**Exercise instructions:** Search the listing for the string "color" and copy every line that contains it.

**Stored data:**
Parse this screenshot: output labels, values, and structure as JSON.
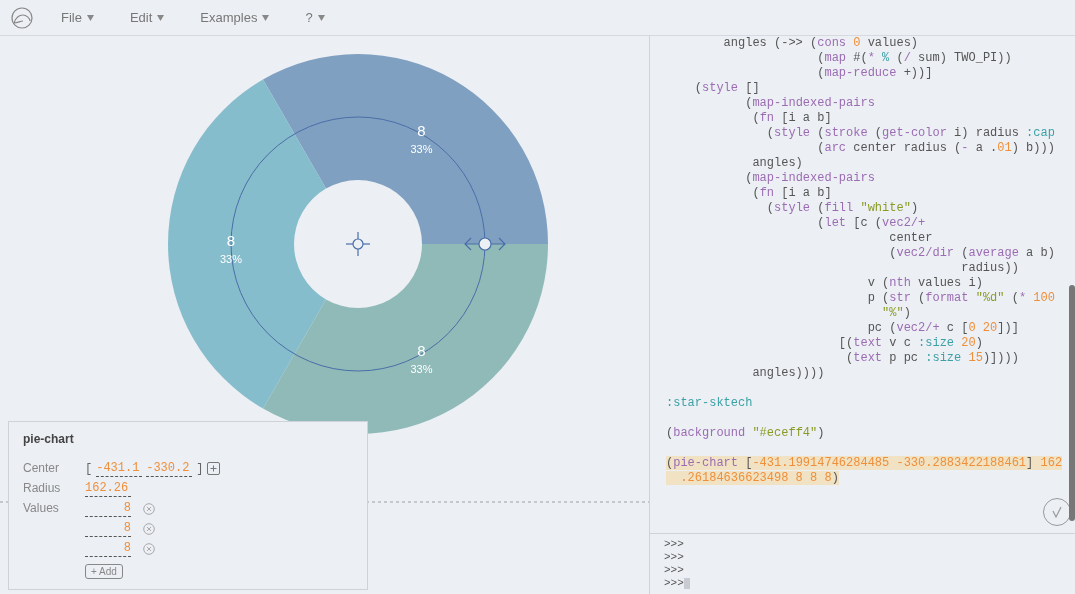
{
  "menu": [
    {
      "label": "File"
    },
    {
      "label": "Edit"
    },
    {
      "label": "Examples"
    },
    {
      "label": "?"
    }
  ],
  "canvas": {
    "chart_data": {
      "type": "donut",
      "series": [
        {
          "values": [
            8,
            8,
            8
          ]
        }
      ],
      "data_labels": true
    },
    "slices": [
      {
        "value": "8",
        "percent": "33%",
        "color": "#7fa0c0"
      },
      {
        "value": "8",
        "percent": "33%",
        "color": "#86bdcc"
      },
      {
        "value": "8",
        "percent": "33%",
        "color": "#8fbab8"
      }
    ]
  },
  "inspector": {
    "title": "pie-chart",
    "brackets": [
      "[",
      "]"
    ],
    "fields": [
      {
        "kind": "vector",
        "label": "Center",
        "values": [
          "-431.1",
          "-330.2"
        ]
      },
      {
        "kind": "number",
        "label": "Radius",
        "value": "162.26"
      },
      {
        "kind": "list",
        "label": "Values",
        "values": [
          "8",
          "8",
          "8"
        ],
        "add_label": "+ Add"
      }
    ]
  },
  "code": {
    "blocks": [
      {
        "highlighted": false,
        "lines": [
          [
            {
              "kind": "plain",
              "text": "        angles (->> ("
            },
            {
              "kind": "fn",
              "text": "cons"
            },
            {
              "kind": "num",
              "text": " 0"
            },
            {
              "kind": "plain",
              "text": " values)"
            }
          ],
          [
            {
              "kind": "plain",
              "text": "                     ("
            },
            {
              "kind": "fn",
              "text": "map"
            },
            {
              "kind": "plain",
              "text": " #("
            },
            {
              "kind": "fn",
              "text": "*"
            },
            {
              "kind": "kw",
              "text": " %"
            },
            {
              "kind": "plain",
              "text": " ("
            },
            {
              "kind": "fn",
              "text": "/"
            },
            {
              "kind": "plain",
              "text": " sum) TWO_PI))"
            }
          ],
          [
            {
              "kind": "plain",
              "text": "                     ("
            },
            {
              "kind": "fn",
              "text": "map-reduce"
            },
            {
              "kind": "plain",
              "text": " +))]"
            }
          ],
          [
            {
              "kind": "plain",
              "text": "    ("
            },
            {
              "kind": "fn",
              "text": "style"
            },
            {
              "kind": "plain",
              "text": " []"
            }
          ],
          [
            {
              "kind": "plain",
              "text": "           ("
            },
            {
              "kind": "fn",
              "text": "map-indexed-pairs"
            }
          ],
          [
            {
              "kind": "plain",
              "text": "            ("
            },
            {
              "kind": "fn",
              "text": "fn"
            },
            {
              "kind": "plain",
              "text": " [i a b]"
            }
          ],
          [
            {
              "kind": "plain",
              "text": "              ("
            },
            {
              "kind": "fn",
              "text": "style"
            },
            {
              "kind": "plain",
              "text": " ("
            },
            {
              "kind": "fn",
              "text": "stroke"
            },
            {
              "kind": "plain",
              "text": " ("
            },
            {
              "kind": "fn",
              "text": "get-color"
            },
            {
              "kind": "plain",
              "text": " i) radius "
            },
            {
              "kind": "kw",
              "text": ":cap"
            }
          ],
          [
            {
              "kind": "plain",
              "text": "                     ("
            },
            {
              "kind": "fn",
              "text": "arc"
            },
            {
              "kind": "plain",
              "text": " center radius ("
            },
            {
              "kind": "fn",
              "text": "-"
            },
            {
              "kind": "plain",
              "text": " a ."
            },
            {
              "kind": "num",
              "text": "01"
            },
            {
              "kind": "plain",
              "text": ") b)))"
            }
          ],
          [
            {
              "kind": "plain",
              "text": "            angles)"
            }
          ],
          [
            {
              "kind": "plain",
              "text": "           ("
            },
            {
              "kind": "fn",
              "text": "map-indexed-pairs"
            }
          ],
          [
            {
              "kind": "plain",
              "text": "            ("
            },
            {
              "kind": "fn",
              "text": "fn"
            },
            {
              "kind": "plain",
              "text": " [i a b]"
            }
          ],
          [
            {
              "kind": "plain",
              "text": "              ("
            },
            {
              "kind": "fn",
              "text": "style"
            },
            {
              "kind": "plain",
              "text": " ("
            },
            {
              "kind": "fn",
              "text": "fill"
            },
            {
              "kind": "str",
              "text": " \"white\""
            },
            {
              "kind": "plain",
              "text": ")"
            }
          ],
          [
            {
              "kind": "plain",
              "text": "                     ("
            },
            {
              "kind": "fn",
              "text": "let"
            },
            {
              "kind": "plain",
              "text": " [c ("
            },
            {
              "kind": "fn",
              "text": "vec2/+"
            }
          ],
          [
            {
              "kind": "plain",
              "text": "                               center"
            }
          ],
          [
            {
              "kind": "plain",
              "text": "                               ("
            },
            {
              "kind": "fn",
              "text": "vec2/dir"
            },
            {
              "kind": "plain",
              "text": " ("
            },
            {
              "kind": "fn",
              "text": "average"
            },
            {
              "kind": "plain",
              "text": " a b)"
            }
          ],
          [
            {
              "kind": "plain",
              "text": "                                         radius))"
            }
          ],
          [
            {
              "kind": "plain",
              "text": "                            v ("
            },
            {
              "kind": "fn",
              "text": "nth"
            },
            {
              "kind": "plain",
              "text": " values i)"
            }
          ],
          [
            {
              "kind": "plain",
              "text": "                            p ("
            },
            {
              "kind": "fn",
              "text": "str"
            },
            {
              "kind": "plain",
              "text": " ("
            },
            {
              "kind": "fn",
              "text": "format"
            },
            {
              "kind": "str",
              "text": " \"%d\""
            },
            {
              "kind": "plain",
              "text": " ("
            },
            {
              "kind": "fn",
              "text": "*"
            },
            {
              "kind": "num",
              "text": " 100"
            }
          ],
          [
            {
              "kind": "str",
              "text": "                              \"%\""
            },
            {
              "kind": "plain",
              "text": ")"
            }
          ],
          [
            {
              "kind": "plain",
              "text": "                            pc ("
            },
            {
              "kind": "fn",
              "text": "vec2/+"
            },
            {
              "kind": "plain",
              "text": " c ["
            },
            {
              "kind": "num",
              "text": "0 20"
            },
            {
              "kind": "plain",
              "text": "])]"
            }
          ],
          [
            {
              "kind": "plain",
              "text": "                        [("
            },
            {
              "kind": "fn",
              "text": "text"
            },
            {
              "kind": "plain",
              "text": " v c "
            },
            {
              "kind": "kw",
              "text": ":size"
            },
            {
              "kind": "num",
              "text": " 20"
            },
            {
              "kind": "plain",
              "text": ")"
            }
          ],
          [
            {
              "kind": "plain",
              "text": "                         ("
            },
            {
              "kind": "fn",
              "text": "text"
            },
            {
              "kind": "plain",
              "text": " p pc "
            },
            {
              "kind": "kw",
              "text": ":size"
            },
            {
              "kind": "num",
              "text": " 15"
            },
            {
              "kind": "plain",
              "text": ")])))"
            }
          ],
          [
            {
              "kind": "plain",
              "text": "            angles))))"
            }
          ]
        ]
      },
      {
        "highlighted": false,
        "lines": [
          [
            {
              "kind": "kw",
              "text": ":star-sktech"
            }
          ]
        ]
      },
      {
        "highlighted": false,
        "lines": [
          [
            {
              "kind": "plain",
              "text": "("
            },
            {
              "kind": "fn",
              "text": "background"
            },
            {
              "kind": "str",
              "text": " \"#eceff4\""
            },
            {
              "kind": "plain",
              "text": ")"
            }
          ]
        ]
      },
      {
        "highlighted": true,
        "lines": [
          [
            {
              "kind": "plain",
              "text": "("
            },
            {
              "kind": "fn",
              "text": "pie-chart"
            },
            {
              "kind": "plain",
              "text": " ["
            },
            {
              "kind": "num",
              "text": "-431.19914746284485 -330.2883422188461"
            },
            {
              "kind": "plain",
              "text": "]"
            },
            {
              "kind": "num",
              "text": " 162"
            }
          ],
          [
            {
              "kind": "num",
              "text": "  .26184636623498 8 8 8"
            },
            {
              "kind": "plain",
              "text": ")"
            }
          ]
        ]
      }
    ]
  },
  "repl": {
    "prompts": [
      ">>>",
      ">>>",
      ">>>",
      ">>>"
    ]
  }
}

**Output for this task:**
        "color": "#7fa0c0"
        "color": "#86bdcc"
        "color": "#8fbab8"
              "text": "get-color"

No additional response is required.